[Goal] Look below. Copy each line that has "date" in it.

(Figure contents as structured data)
** Begin **
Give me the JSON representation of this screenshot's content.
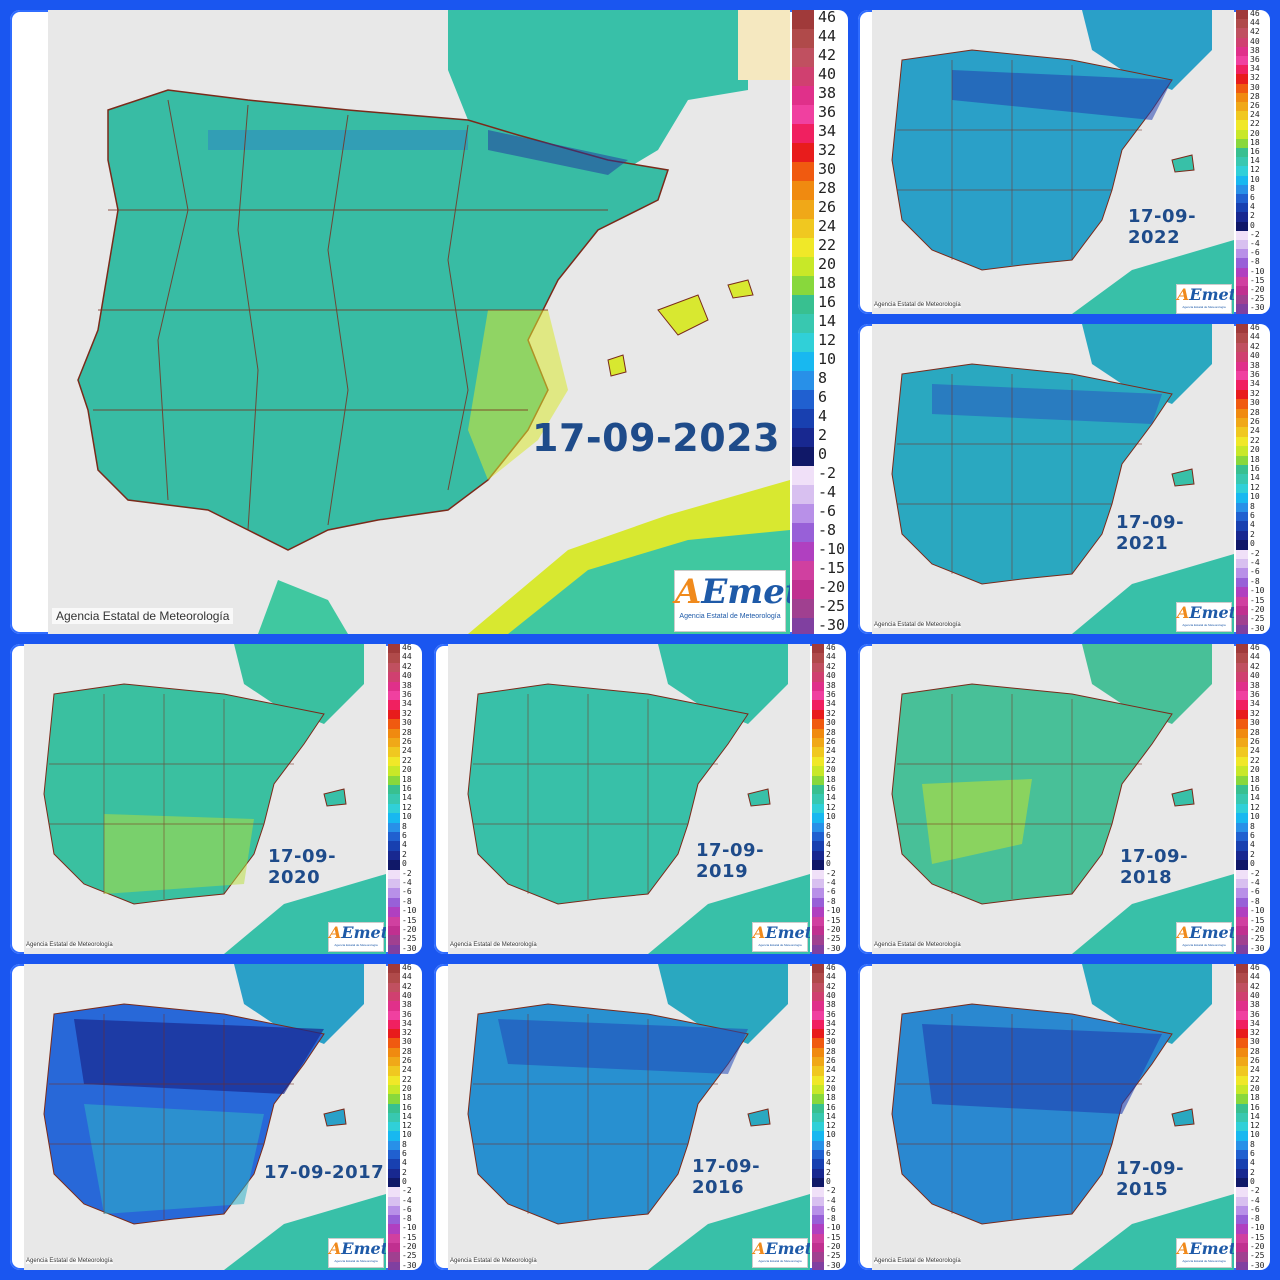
{
  "credit_text": "Agencia Estatal de Meteorología",
  "logo": {
    "name_a": "A",
    "name_rest": "Emet",
    "subtitle": "Agencia Estatal de Meteorología"
  },
  "legend_labels": [
    "46",
    "44",
    "42",
    "40",
    "38",
    "36",
    "34",
    "32",
    "30",
    "28",
    "26",
    "24",
    "22",
    "20",
    "18",
    "16",
    "14",
    "12",
    "10",
    "8",
    "6",
    "4",
    "2",
    "0",
    "-2",
    "-4",
    "-6",
    "-8",
    "-10",
    "-15",
    "-20",
    "-25",
    "-30"
  ],
  "legend_colors": [
    "#a03a3a",
    "#b04a4a",
    "#c05060",
    "#d04070",
    "#e0308a",
    "#f040a0",
    "#f02060",
    "#e81c1c",
    "#f05a10",
    "#f08a10",
    "#f0a818",
    "#f0c820",
    "#f0e828",
    "#c8e828",
    "#88d83c",
    "#38c090",
    "#38c8b0",
    "#30d0d8",
    "#18b8f0",
    "#2890e8",
    "#2060d0",
    "#1840b0",
    "#182890",
    "#101868",
    "#f0e0f8",
    "#d8c0f0",
    "#b890e8",
    "#9860d8",
    "#b040c0",
    "#d040a0",
    "#c03090",
    "#a04090",
    "#8040a0"
  ],
  "panels": [
    {
      "date": "17-09-2023",
      "color": "#38c0a8"
    },
    {
      "date": "17-09-2022",
      "color": "#2aa0c8"
    },
    {
      "date": "17-09-2021",
      "color": "#2aa8c0"
    },
    {
      "date": "17-09-2020",
      "color": "#3ac0a0"
    },
    {
      "date": "17-09-2019",
      "color": "#38c0a8"
    },
    {
      "date": "17-09-2018",
      "color": "#48c098"
    },
    {
      "date": "17-09-2017",
      "color": "#2868d8"
    },
    {
      "date": "17-09-2016",
      "color": "#2890d0"
    },
    {
      "date": "17-09-2015",
      "color": "#2a88d0"
    }
  ]
}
** End **
[Output of the exercise]
      "date": "17-09-2023",
      "date": "17-09-2022",
      "date": "17-09-2021",
      "date": "17-09-2020",
      "date": "17-09-2019",
      "date": "17-09-2018",
      "date": "17-09-2017",
      "date": "17-09-2016",
      "date": "17-09-2015",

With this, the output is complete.